## What you should do
Write out all the material exactly. Leave nothing out.

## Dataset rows
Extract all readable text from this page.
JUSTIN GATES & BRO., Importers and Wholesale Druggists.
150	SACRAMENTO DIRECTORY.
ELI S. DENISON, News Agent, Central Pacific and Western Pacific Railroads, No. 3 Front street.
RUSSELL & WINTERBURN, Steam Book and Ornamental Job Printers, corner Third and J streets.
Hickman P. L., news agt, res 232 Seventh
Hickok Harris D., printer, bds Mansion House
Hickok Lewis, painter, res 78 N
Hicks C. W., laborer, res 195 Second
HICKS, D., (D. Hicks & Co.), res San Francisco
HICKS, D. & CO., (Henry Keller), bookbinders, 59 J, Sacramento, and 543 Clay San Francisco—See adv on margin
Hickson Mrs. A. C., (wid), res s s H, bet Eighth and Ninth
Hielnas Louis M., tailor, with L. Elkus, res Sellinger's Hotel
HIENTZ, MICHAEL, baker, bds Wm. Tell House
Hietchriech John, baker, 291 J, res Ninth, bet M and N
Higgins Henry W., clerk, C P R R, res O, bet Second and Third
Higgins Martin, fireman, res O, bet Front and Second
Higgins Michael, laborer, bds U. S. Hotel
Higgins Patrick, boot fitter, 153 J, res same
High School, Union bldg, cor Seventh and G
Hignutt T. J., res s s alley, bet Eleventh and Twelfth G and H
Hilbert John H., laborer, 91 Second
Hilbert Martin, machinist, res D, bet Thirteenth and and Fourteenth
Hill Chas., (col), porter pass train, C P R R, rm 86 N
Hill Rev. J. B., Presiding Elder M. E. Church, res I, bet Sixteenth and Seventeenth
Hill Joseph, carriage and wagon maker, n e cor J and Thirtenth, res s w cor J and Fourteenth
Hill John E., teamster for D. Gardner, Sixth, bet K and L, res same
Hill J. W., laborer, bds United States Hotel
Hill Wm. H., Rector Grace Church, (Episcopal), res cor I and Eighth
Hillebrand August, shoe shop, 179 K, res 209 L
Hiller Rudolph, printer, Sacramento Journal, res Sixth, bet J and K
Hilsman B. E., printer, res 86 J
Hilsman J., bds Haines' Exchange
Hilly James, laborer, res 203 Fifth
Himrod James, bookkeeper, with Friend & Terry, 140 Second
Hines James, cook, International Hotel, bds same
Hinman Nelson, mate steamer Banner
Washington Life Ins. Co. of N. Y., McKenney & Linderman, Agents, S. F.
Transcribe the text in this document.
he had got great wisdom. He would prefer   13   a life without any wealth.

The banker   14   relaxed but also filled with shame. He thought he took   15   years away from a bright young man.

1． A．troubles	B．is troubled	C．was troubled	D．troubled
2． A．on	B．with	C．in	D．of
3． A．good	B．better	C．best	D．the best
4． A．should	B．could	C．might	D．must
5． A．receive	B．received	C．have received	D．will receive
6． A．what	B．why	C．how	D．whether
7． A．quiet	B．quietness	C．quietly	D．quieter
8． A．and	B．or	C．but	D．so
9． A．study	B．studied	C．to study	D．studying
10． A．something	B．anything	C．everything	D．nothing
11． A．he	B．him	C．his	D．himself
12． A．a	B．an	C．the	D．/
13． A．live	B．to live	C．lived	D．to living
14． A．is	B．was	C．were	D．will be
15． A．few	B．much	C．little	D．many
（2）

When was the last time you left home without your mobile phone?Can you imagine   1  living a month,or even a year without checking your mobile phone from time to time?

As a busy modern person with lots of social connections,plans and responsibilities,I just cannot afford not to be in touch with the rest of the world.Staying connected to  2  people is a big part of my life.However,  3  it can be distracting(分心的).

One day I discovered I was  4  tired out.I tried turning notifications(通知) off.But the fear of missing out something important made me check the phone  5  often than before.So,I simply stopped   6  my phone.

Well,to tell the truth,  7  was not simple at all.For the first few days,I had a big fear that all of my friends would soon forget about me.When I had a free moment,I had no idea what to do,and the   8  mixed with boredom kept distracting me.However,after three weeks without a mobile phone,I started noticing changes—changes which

## Result for this task
Extract all readable text from this page.
JUSTIN GATES & BRO., Importers and Wholesale Druggists.
150	SACRAMENTO DIRECTORY.
ELI S. DENISON, News Agent, Central Pacific and Western Pacific Railroads, No. 3 Front street.
RUSSELL & WINTERBURN, Steam Book and Ornamental Job Printers, corner Third and J streets.
Hickman P. L., news agt, res 232 Seventh
Hickok Harris D., printer, bds Mansion House
Hickok Lewis, painter, res 78 N
Hicks C. W., laborer, res 195 Second
HICKS, D., (D. Hicks & Co.), res San Francisco
HICKS, D. & CO., (Henry Keller), bookbinders, 59 J, Sacramento, and 543 Clay San Francisco—See adv on margin
Hickson Mrs. A. C., (wid), res s s H, bet Eighth and Ninth
Hielnas Louis M., tailor, with L. Elkus, res Sellinger's Hotel
HIENTZ, MICHAEL, baker, bds Wm. Tell House
Hietchriech John, baker, 291 J, res Ninth, bet M and N
Higgins Henry W., clerk, C P R R, res O, bet Second and Third
Higgins Martin, fireman, res O, bet Front and Second
Higgins Michael, laborer, bds U. S. Hotel
Higgins Patrick, boot fitter, 153 J, res same
High School, Union bldg, cor Seventh and G
Hignutt T. J., res s s alley, bet Eleventh and Twelfth G and H
Hilbert John H., laborer, 91 Second
Hilbert Martin, machinist, res D, bet Thirteenth and and Fourteenth
Hill Chas., (col), porter pass train, C P R R, rm 86 N
Hill Rev. J. B., Presiding Elder M. E. Church, res I, bet Sixteenth and Seventeenth
Hill Joseph, carriage and wagon maker, n e cor J and Thirtenth, res s w cor J and Fourteenth
Hill John E., teamster for D. Gardner, Sixth, bet K and L, res same
Hill J. W., laborer, bds United States Hotel
Hill Wm. H., Rector Grace Church, (Episcopal), res cor I and Eighth
Hillebrand August, shoe shop, 179 K, res 209 L
Hiller Rudolph, printer, Sacramento Journal, res Sixth, bet J and K
Hilsman B. E., printer, res 86 J
Hilsman J., bds Haines' Exchange
Hilly James, laborer, res 203 Fifth
Himrod James, bookkeeper, with Friend & Terry, 140 Second
Hines James, cook, International Hotel, bds same
Hinman Nelson, mate steamer Banner
Washington Life Ins. Co. of N. Y., McKenney & Linderman, Agents, S. F.
Transcribe the text in this document.
he had got great wisdom. He would prefer   13   a life without any wealth.

The banker   14   relaxed but also filled with shame. He thought he took   15   years away from a bright young man.

1． A．troubles	B．is troubled	C．was troubled	D．troubled
2． A．on	B．with	C．in	D．of
3． A．good	B．better	C．best	D．the best
4． A．should	B．could	C．might	D．must
5． A．receive	B．received	C．have received	D．will receive
6． A．what	B．why	C．how	D．whether
7． A．quiet	B．quietness	C．quietly	D．quieter
8． A．and	B．or	C．but	D．so
9． A．study	B．studied	C．to study	D．studying
10． A．something	B．anything	C．everything	D．nothing
11． A．he	B．him	C．his	D．himself
12． A．a	B．an	C．the	D．/
13． A．live	B．to live	C．lived	D．to living
14． A．is	B．was	C．were	D．will be
15． A．few	B．much	C．little	D．many
（2）

When was the last time you left home without your mobile phone?Can you imagine   1  living a month,or even a year without checking your mobile phone from time to time?

As a busy modern person with lots of social connections,plans and responsibilities,I just cannot afford not to be in touch with the rest of the world.Staying connected to  2  people is a big part of my life.However,  3  it can be distracting(分心的).

One day I discovered I was  4  tired out.I tried turning notifications(通知) off.But the fear of missing out something important made me check the phone  5  often than before.So,I simply stopped   6  my phone.

Well,to tell the truth,  7  was not simple at all.For the first few days,I had a big fear that all of my friends would soon forget about me.When I had a free moment,I had no idea what to do,and the   8  mixed with boredom kept distracting me.However,after three weeks without a mobile phone,I started noticing changes—changes which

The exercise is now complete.